= TASK DIRECTIONS =
Take the listing and print it in full, exactly as given.

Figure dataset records

[start]

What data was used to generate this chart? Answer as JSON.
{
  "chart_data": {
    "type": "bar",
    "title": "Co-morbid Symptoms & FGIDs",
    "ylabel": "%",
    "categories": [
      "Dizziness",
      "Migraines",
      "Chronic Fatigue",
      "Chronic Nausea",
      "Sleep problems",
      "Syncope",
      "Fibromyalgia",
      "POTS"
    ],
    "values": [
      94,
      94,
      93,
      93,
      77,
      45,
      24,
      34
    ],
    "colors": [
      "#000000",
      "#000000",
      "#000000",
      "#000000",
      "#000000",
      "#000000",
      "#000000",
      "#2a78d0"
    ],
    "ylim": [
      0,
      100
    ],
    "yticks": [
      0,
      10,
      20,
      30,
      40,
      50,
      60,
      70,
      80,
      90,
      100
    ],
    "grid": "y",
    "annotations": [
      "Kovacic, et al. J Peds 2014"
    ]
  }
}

[end]

= SOLUTION TO THIS TASK =
What data was used to generate this chart? Answer as JSON.
{
  "chart_data": {
    "type": "bar",
    "title": "Co-morbid Symptoms & FGIDs",
    "ylabel": "%",
    "categories": [
      "Dizziness",
      "Migraines",
      "Chronic Fatigue",
      "Chronic Nausea",
      "Sleep problems",
      "Syncope",
      "Fibromyalgia",
      "POTS"
    ],
    "values": [
      94,
      94,
      93,
      93,
      77,
      45,
      24,
      34
    ],
    "colors": [
      "#000000",
      "#000000",
      "#000000",
      "#000000",
      "#000000",
      "#000000",
      "#000000",
      "#2a78d0"
    ],
    "ylim": [
      0,
      100
    ],
    "yticks": [
      0,
      10,
      20,
      30,
      40,
      50,
      60,
      70,
      80,
      90,
      100
    ],
    "grid": "y",
    "annotations": [
      "Kovacic, et al. J Peds 2014"
    ]
  }
}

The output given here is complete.